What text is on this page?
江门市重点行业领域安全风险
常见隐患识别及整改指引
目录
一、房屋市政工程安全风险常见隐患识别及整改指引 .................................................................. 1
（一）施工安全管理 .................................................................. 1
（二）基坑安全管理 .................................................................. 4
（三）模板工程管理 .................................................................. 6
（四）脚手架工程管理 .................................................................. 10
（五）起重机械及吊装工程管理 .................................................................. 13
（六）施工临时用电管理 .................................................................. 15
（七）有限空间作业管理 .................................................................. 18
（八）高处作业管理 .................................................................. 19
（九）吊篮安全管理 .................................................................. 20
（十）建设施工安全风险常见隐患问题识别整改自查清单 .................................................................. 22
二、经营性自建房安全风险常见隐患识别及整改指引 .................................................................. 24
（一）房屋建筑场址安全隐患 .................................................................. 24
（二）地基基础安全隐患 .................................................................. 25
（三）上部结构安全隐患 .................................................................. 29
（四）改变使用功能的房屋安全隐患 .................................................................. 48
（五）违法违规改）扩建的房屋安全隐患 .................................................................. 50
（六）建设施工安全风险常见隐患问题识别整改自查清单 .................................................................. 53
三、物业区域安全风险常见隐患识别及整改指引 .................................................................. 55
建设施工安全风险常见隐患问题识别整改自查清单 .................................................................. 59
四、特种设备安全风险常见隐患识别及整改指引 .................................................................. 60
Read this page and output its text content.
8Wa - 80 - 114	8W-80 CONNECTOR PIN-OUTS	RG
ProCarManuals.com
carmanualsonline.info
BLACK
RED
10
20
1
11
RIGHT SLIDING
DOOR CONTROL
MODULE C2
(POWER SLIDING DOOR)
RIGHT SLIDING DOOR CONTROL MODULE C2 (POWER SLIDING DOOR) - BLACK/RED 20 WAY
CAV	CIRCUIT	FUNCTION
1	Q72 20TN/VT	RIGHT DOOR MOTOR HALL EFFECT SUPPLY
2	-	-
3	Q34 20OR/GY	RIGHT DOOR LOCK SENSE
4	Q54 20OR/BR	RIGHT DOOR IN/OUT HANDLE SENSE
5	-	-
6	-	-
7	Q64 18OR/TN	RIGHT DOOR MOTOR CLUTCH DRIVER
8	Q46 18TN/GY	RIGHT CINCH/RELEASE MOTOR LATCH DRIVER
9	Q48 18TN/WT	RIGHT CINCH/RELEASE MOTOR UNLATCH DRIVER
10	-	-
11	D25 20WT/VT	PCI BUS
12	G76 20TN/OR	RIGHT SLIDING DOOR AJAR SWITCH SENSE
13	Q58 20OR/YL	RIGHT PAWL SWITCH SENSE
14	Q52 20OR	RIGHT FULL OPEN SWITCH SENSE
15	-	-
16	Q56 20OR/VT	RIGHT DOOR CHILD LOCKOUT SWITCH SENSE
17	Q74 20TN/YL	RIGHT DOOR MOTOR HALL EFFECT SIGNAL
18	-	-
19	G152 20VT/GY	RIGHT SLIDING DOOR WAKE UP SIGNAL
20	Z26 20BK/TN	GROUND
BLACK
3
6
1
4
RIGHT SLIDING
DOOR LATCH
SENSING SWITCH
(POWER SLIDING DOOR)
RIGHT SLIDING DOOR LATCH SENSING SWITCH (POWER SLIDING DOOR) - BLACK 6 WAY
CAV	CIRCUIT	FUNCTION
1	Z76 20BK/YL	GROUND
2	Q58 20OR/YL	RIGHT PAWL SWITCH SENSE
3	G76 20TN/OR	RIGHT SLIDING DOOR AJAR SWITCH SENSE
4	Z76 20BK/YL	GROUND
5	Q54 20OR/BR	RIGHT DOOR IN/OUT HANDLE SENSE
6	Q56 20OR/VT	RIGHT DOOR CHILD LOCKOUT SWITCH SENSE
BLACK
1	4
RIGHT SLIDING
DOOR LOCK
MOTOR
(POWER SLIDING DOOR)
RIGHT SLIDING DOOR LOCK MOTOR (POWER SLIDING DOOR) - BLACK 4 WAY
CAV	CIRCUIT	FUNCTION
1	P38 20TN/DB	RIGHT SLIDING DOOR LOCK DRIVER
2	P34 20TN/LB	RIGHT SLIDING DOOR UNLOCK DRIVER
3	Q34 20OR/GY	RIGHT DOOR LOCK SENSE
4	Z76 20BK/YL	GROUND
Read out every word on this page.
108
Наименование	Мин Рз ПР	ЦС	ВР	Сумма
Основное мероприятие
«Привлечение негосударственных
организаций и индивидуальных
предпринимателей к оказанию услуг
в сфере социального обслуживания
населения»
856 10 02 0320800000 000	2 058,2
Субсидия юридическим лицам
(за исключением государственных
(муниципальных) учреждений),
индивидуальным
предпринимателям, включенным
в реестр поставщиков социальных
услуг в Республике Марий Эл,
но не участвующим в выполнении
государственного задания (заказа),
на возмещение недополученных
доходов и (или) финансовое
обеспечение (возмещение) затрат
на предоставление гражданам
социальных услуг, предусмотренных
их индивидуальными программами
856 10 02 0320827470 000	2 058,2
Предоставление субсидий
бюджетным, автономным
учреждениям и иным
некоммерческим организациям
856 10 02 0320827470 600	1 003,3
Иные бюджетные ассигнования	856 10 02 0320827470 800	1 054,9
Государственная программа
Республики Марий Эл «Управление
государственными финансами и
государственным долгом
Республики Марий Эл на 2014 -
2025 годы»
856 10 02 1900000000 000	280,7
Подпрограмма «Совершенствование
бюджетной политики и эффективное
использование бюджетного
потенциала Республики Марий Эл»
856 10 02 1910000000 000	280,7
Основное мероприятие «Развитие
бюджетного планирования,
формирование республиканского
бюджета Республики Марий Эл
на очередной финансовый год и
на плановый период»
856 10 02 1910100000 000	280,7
------------------------------------------------------------
Return the material exactly as it stands.

* **CORRECT RESULT**
What text is on this page?
江门市重点行业领域安全风险
常见隐患识别及整改指引
目录
一、房屋市政工程安全风险常见隐患识别及整改指引 .................................................................. 1
（一）施工安全管理 .................................................................. 1
（二）基坑安全管理 .................................................................. 4
（三）模板工程管理 .................................................................. 6
（四）脚手架工程管理 .................................................................. 10
（五）起重机械及吊装工程管理 .................................................................. 13
（六）施工临时用电管理 .................................................................. 15
（七）有限空间作业管理 .................................................................. 18
（八）高处作业管理 .................................................................. 19
（九）吊篮安全管理 .................................................................. 20
（十）建设施工安全风险常见隐患问题识别整改自查清单 .................................................................. 22
二、经营性自建房安全风险常见隐患识别及整改指引 .................................................................. 24
（一）房屋建筑场址安全隐患 .................................................................. 24
（二）地基基础安全隐患 .................................................................. 25
（三）上部结构安全隐患 .................................................................. 29
（四）改变使用功能的房屋安全隐患 .................................................................. 48
（五）违法违规改）扩建的房屋安全隐患 .................................................................. 50
（六）建设施工安全风险常见隐患问题识别整改自查清单 .................................................................. 53
三、物业区域安全风险常见隐患识别及整改指引 .................................................................. 55
建设施工安全风险常见隐患问题识别整改自查清单 .................................................................. 59
四、特种设备安全风险常见隐患识别及整改指引 .................................................................. 60
Read this page and output its text content.
8Wa - 80 - 114	8W-80 CONNECTOR PIN-OUTS	RG
ProCarManuals.com
carmanualsonline.info
BLACK
RED
10
20
1
11
RIGHT SLIDING
DOOR CONTROL
MODULE C2
(POWER SLIDING DOOR)
RIGHT SLIDING DOOR CONTROL MODULE C2 (POWER SLIDING DOOR) - BLACK/RED 20 WAY
CAV	CIRCUIT	FUNCTION
1	Q72 20TN/VT	RIGHT DOOR MOTOR HALL EFFECT SUPPLY
2	-	-
3	Q34 20OR/GY	RIGHT DOOR LOCK SENSE
4	Q54 20OR/BR	RIGHT DOOR IN/OUT HANDLE SENSE
5	-	-
6	-	-
7	Q64 18OR/TN	RIGHT DOOR MOTOR CLUTCH DRIVER
8	Q46 18TN/GY	RIGHT CINCH/RELEASE MOTOR LATCH DRIVER
9	Q48 18TN/WT	RIGHT CINCH/RELEASE MOTOR UNLATCH DRIVER
10	-	-
11	D25 20WT/VT	PCI BUS
12	G76 20TN/OR	RIGHT SLIDING DOOR AJAR SWITCH SENSE
13	Q58 20OR/YL	RIGHT PAWL SWITCH SENSE
14	Q52 20OR	RIGHT FULL OPEN SWITCH SENSE
15	-	-
16	Q56 20OR/VT	RIGHT DOOR CHILD LOCKOUT SWITCH SENSE
17	Q74 20TN/YL	RIGHT DOOR MOTOR HALL EFFECT SIGNAL
18	-	-
19	G152 20VT/GY	RIGHT SLIDING DOOR WAKE UP SIGNAL
20	Z26 20BK/TN	GROUND
BLACK
3
6
1
4
RIGHT SLIDING
DOOR LATCH
SENSING SWITCH
(POWER SLIDING DOOR)
RIGHT SLIDING DOOR LATCH SENSING SWITCH (POWER SLIDING DOOR) - BLACK 6 WAY
CAV	CIRCUIT	FUNCTION
1	Z76 20BK/YL	GROUND
2	Q58 20OR/YL	RIGHT PAWL SWITCH SENSE
3	G76 20TN/OR	RIGHT SLIDING DOOR AJAR SWITCH SENSE
4	Z76 20BK/YL	GROUND
5	Q54 20OR/BR	RIGHT DOOR IN/OUT HANDLE SENSE
6	Q56 20OR/VT	RIGHT DOOR CHILD LOCKOUT SWITCH SENSE
BLACK
1	4
RIGHT SLIDING
DOOR LOCK
MOTOR
(POWER SLIDING DOOR)
RIGHT SLIDING DOOR LOCK MOTOR (POWER SLIDING DOOR) - BLACK 4 WAY
CAV	CIRCUIT	FUNCTION
1	P38 20TN/DB	RIGHT SLIDING DOOR LOCK DRIVER
2	P34 20TN/LB	RIGHT SLIDING DOOR UNLOCK DRIVER
3	Q34 20OR/GY	RIGHT DOOR LOCK SENSE
4	Z76 20BK/YL	GROUND
Read out every word on this page.
108
Наименование	Мин Рз ПР	ЦС	ВР	Сумма
Основное мероприятие
«Привлечение негосударственных
организаций и индивидуальных
предпринимателей к оказанию услуг
в сфере социального обслуживания
населения»
856 10 02 0320800000 000	2 058,2
Субсидия юридическим лицам
(за исключением государственных
(муниципальных) учреждений),
индивидуальным
предпринимателям, включенным
в реестр поставщиков социальных
услуг в Республике Марий Эл,
но не участвующим в выполнении
государственного задания (заказа),
на возмещение недополученных
доходов и (или) финансовое
обеспечение (возмещение) затрат
на предоставление гражданам
социальных услуг, предусмотренных
их индивидуальными программами
856 10 02 0320827470 000	2 058,2
Предоставление субсидий
бюджетным, автономным
учреждениям и иным
некоммерческим организациям
856 10 02 0320827470 600	1 003,3
Иные бюджетные ассигнования	856 10 02 0320827470 800	1 054,9
Государственная программа
Республики Марий Эл «Управление
государственными финансами и
государственным долгом
Республики Марий Эл на 2014 -
2025 годы»
856 10 02 1900000000 000	280,7
Подпрограмма «Совершенствование
бюджетной политики и эффективное
использование бюджетного
потенциала Республики Марий Эл»
856 10 02 1910000000 000	280,7
Основное мероприятие «Развитие
бюджетного планирования,
формирование республиканского
бюджета Республики Марий Эл
на очередной финансовый год и
на плановый период»
856 10 02 1910100000 000	280,7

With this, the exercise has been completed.